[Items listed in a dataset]
>> BEGIN
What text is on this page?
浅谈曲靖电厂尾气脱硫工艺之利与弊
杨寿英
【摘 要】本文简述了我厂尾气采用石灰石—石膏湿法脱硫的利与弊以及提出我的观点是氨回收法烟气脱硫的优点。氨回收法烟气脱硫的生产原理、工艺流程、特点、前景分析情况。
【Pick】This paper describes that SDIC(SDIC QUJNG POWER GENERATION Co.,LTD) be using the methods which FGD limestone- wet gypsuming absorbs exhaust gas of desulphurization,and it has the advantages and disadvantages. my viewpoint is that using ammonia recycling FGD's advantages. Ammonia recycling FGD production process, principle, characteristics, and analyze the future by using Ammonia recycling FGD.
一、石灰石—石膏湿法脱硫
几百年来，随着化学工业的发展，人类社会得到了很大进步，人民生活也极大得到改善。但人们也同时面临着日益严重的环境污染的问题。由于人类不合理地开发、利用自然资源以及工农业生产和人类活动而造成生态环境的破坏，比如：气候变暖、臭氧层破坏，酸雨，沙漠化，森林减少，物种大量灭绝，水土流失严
>> END
All of the material above needs to be copied exactly.

What text is on this page?
浅谈曲靖电厂尾气脱硫工艺之利与弊
杨寿英
【摘 要】本文简述了我厂尾气采用石灰石—石膏湿法脱硫的利与弊以及提出我的观点是氨回收法烟气脱硫的优点。氨回收法烟气脱硫的生产原理、工艺流程、特点、前景分析情况。
【Pick】This paper describes that SDIC(SDIC QUJNG POWER GENERATION Co.,LTD) be using the methods which FGD limestone- wet gypsuming absorbs exhaust gas of desulphurization,and it has the advantages and disadvantages. my viewpoint is that using ammonia recycling FGD's advantages. Ammonia recycling FGD production process, principle, characteristics, and analyze the future by using Ammonia recycling FGD.
一、石灰石—石膏湿法脱硫
几百年来，随着化学工业的发展，人类社会得到了很大进步，人民生活也极大得到改善。但人们也同时面临着日益严重的环境污染的问题。由于人类不合理地开发、利用自然资源以及工农业生产和人类活动而造成生态环境的破坏，比如：气候变暖、臭氧层破坏，酸雨，沙漠化，森林减少，物种大量灭绝，水土流失严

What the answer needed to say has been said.